## Start DATA SECTION
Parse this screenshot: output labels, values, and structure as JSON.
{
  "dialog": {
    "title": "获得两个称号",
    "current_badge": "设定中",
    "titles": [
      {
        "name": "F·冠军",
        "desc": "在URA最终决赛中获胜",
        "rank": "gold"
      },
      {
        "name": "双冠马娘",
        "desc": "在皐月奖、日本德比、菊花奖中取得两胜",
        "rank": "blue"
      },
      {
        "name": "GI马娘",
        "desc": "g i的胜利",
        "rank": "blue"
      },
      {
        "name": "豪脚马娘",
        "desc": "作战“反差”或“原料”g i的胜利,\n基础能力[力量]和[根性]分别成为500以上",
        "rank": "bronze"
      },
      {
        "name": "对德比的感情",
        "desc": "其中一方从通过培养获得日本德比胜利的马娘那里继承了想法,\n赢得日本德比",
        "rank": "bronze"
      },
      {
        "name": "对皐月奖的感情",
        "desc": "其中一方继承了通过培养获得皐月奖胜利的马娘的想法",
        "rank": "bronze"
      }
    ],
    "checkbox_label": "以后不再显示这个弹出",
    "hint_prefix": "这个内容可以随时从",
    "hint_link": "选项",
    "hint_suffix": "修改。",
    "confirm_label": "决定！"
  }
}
## End DATA SECTION
#### GIVEN TASK:
Take each line of the material that contains the word "i的胜利" and list it.

#### TASK OUTPUT:
        "desc": "g i的胜利",
        "desc": "作战“反差”或“原料”g i的胜利,\n基础能力[力量]和[根性]分别成为500以上",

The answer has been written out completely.